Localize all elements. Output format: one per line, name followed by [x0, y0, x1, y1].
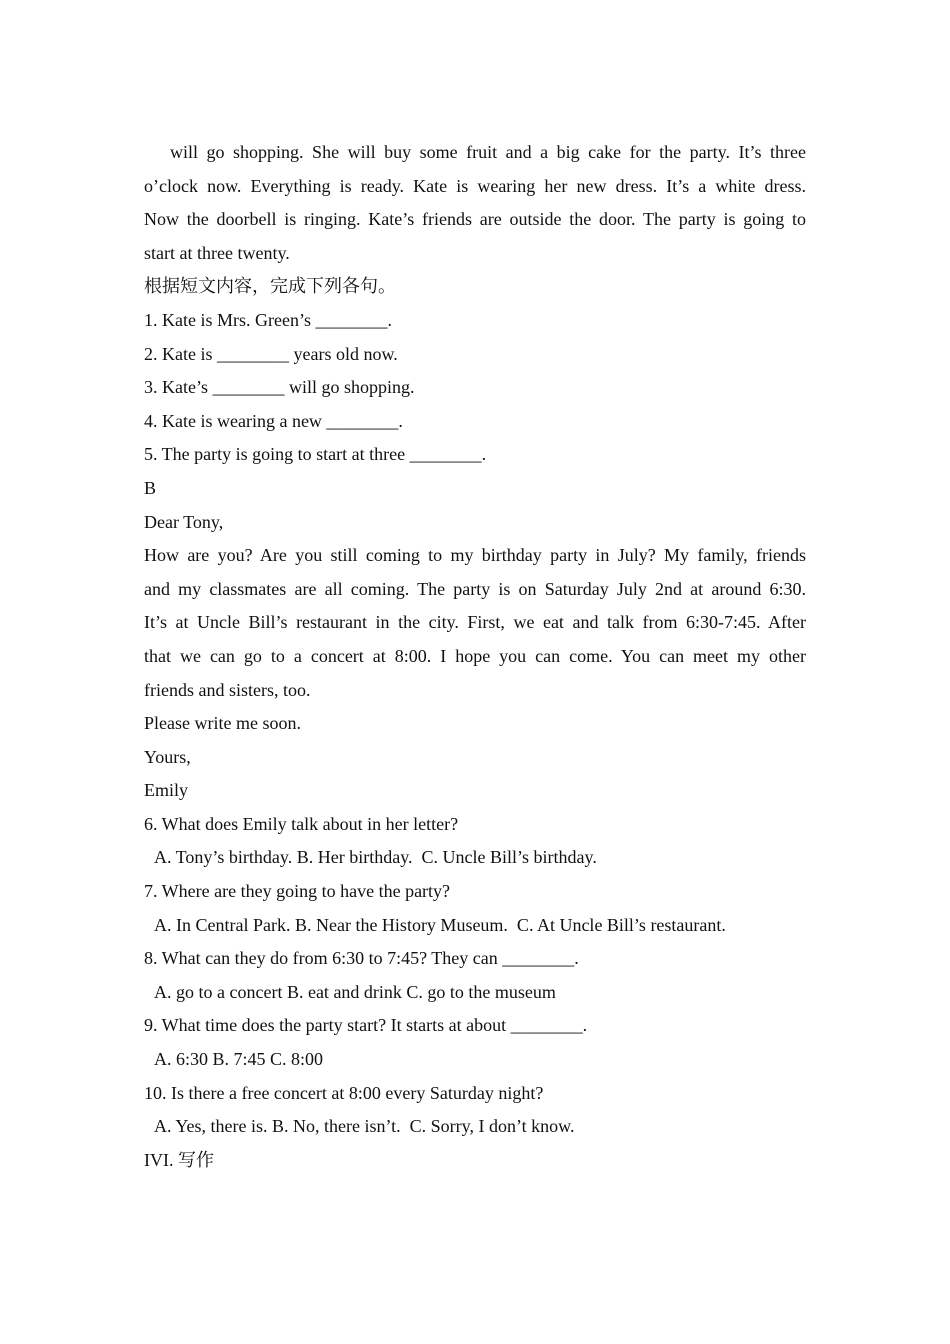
- letter-greeting: Dear Tony,: [144, 511, 224, 532]
- mc-question: 7. Where are they going to have the party?: [144, 881, 451, 902]
- passage-a-line: Now the doorbell is ringing. Kate’s friends are outside the door. The party is going to: [144, 209, 806, 230]
- fill-question: 1. Kate is Mrs. Green’s ________.: [144, 309, 392, 330]
- letter-closing-request: Please write me soon.: [144, 713, 301, 734]
- letter-body-line: that we can go to a concert at 8:00. I hope you can come. You can meet my other: [144, 645, 806, 666]
- mc-question: 10. Is there a free concert at 8:00 every Saturday night?: [144, 1082, 544, 1103]
- passage-a-line: will go shopping. She will buy some fruit and a big cake for the party. It’s three: [170, 142, 806, 162]
- writing-heading: IVI. 写作: [144, 1149, 214, 1170]
- passage-a-line: o’clock now. Everything is ready. Kate is wearing her new dress. It’s a white dress.: [144, 175, 806, 196]
- mc-question: 9. What time does the party start? It starts at about ________.: [144, 1015, 588, 1036]
- letter-sign-off: Yours,: [144, 746, 191, 767]
- letter-signature: Emily: [144, 780, 188, 801]
- fill-question: 2. Kate is ________ years old now.: [144, 343, 398, 364]
- mc-options: A. Tony’s birthday. B. Her birthday. C. Uncle Bill’s birthday.: [154, 847, 597, 868]
- instruction: 根据短文内容，完成下列各句。: [144, 276, 396, 297]
- section-b-label: B: [144, 477, 157, 498]
- letter-body-line: and my classmates are all coming. The party is on Saturday July 2nd at around 6:30.: [144, 578, 806, 599]
- mc-options: A. 6:30 B. 7:45 C. 8:00: [154, 1049, 324, 1070]
- mc-options: A. In Central Park. B. Near the History Museum. C. At Uncle Bill’s restaurant.: [154, 914, 726, 935]
- mc-options: A. go to a concert B. eat and drink C. go to the museum: [154, 981, 556, 1002]
- letter-body-line: friends and sisters, too.: [144, 679, 311, 700]
- letter-body-line: How are you? Are you still coming to my birthday party in July? My family, friends: [144, 545, 806, 566]
- mc-question: 6. What does Emily talk about in her letter?: [144, 813, 459, 834]
- mc-options: A. Yes, there is. B. No, there isn’t. C. Sorry, I don’t know.: [154, 1116, 575, 1137]
- fill-question: 4. Kate is wearing a new ________.: [144, 410, 403, 431]
- fill-question: 5. The party is going to start at three ________.: [144, 444, 487, 465]
- fill-question: 3. Kate’s ________ will go shopping.: [144, 377, 415, 398]
- mc-question: 8. What can they do from 6:30 to 7:45? They can ________.: [144, 948, 579, 969]
- document-page: [144, 136, 806, 1177]
- passage-a-line: start at three twenty.: [144, 242, 290, 263]
- letter-body-line: It’s at Uncle Bill’s restaurant in the city. First, we eat and talk from 6:30-7:45. After: [144, 612, 806, 633]
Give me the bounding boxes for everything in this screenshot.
----------------------------------------
**Your task:** Rewrite the items above, changing every "concert" to "movie" and keeping everything else the same. Leave the pictures out of your answer.

**Answer for this exercise:**
Localize all elements. Output format: one per line, name followed by [x0, y0, x1, y1].
- letter-greeting: Dear Tony,: [144, 511, 224, 532]
- mc-question: 7. Where are they going to have the party?: [144, 881, 451, 902]
- passage-a-line: Now the doorbell is ringing. Kate’s friends are outside the door. The party is going to: [144, 209, 806, 230]
- fill-question: 1. Kate is Mrs. Green’s ________.: [144, 309, 392, 330]
- letter-closing-request: Please write me soon.: [144, 713, 301, 734]
- letter-body-line: that we can go to a movie at 8:00. I hope you can come. You can meet my other: [144, 645, 806, 666]
- mc-question: 10. Is there a free movie at 8:00 every Saturday night?: [144, 1082, 544, 1103]
- passage-a-line: will go shopping. She will buy some fruit and a big cake for the party. It’s three: [170, 142, 806, 162]
- writing-heading: IVI. 写作: [144, 1149, 214, 1170]
- passage-a-line: o’clock now. Everything is ready. Kate is wearing her new dress. It’s a white dress.: [144, 175, 806, 196]
- mc-question: 9. What time does the party start? It starts at about ________.: [144, 1015, 588, 1036]
- letter-sign-off: Yours,: [144, 746, 191, 767]
- letter-signature: Emily: [144, 780, 188, 801]
- fill-question: 2. Kate is ________ years old now.: [144, 343, 398, 364]
- mc-options: A. Tony’s birthday. B. Her birthday. C. Uncle Bill’s birthday.: [154, 847, 597, 868]
- instruction: 根据短文内容，完成下列各句。: [144, 276, 396, 297]
- section-b-label: B: [144, 477, 157, 498]
- letter-body-line: and my classmates are all coming. The party is on Saturday July 2nd at around 6:30.: [144, 578, 806, 599]
- mc-options: A. 6:30 B. 7:45 C. 8:00: [154, 1049, 324, 1070]
- mc-options: A. In Central Park. B. Near the History Museum. C. At Uncle Bill’s restaurant.: [154, 914, 726, 935]
- mc-options: A. go to a movie B. eat and drink C. go to the museum: [154, 981, 556, 1002]
- letter-body-line: friends and sisters, too.: [144, 679, 311, 700]
- letter-body-line: How are you? Are you still coming to my birthday party in July? My family, friends: [144, 545, 806, 566]
- mc-question: 6. What does Emily talk about in her letter?: [144, 813, 459, 834]
- mc-options: A. Yes, there is. B. No, there isn’t. C. Sorry, I don’t know.: [154, 1116, 575, 1137]
- fill-question: 4. Kate is wearing a new ________.: [144, 410, 403, 431]
- fill-question: 5. The party is going to start at three ________.: [144, 444, 487, 465]
- fill-question: 3. Kate’s ________ will go shopping.: [144, 377, 415, 398]
- mc-question: 8. What can they do from 6:30 to 7:45? They can ________.: [144, 948, 579, 969]
- document-page: [144, 136, 806, 1177]
- passage-a-line: start at three twenty.: [144, 242, 290, 263]
- letter-body-line: It’s at Uncle Bill’s restaurant in the city. First, we eat and talk from 6:30-7:45. After: [144, 612, 806, 633]
Give me the bounding boxes for everything in this screenshot.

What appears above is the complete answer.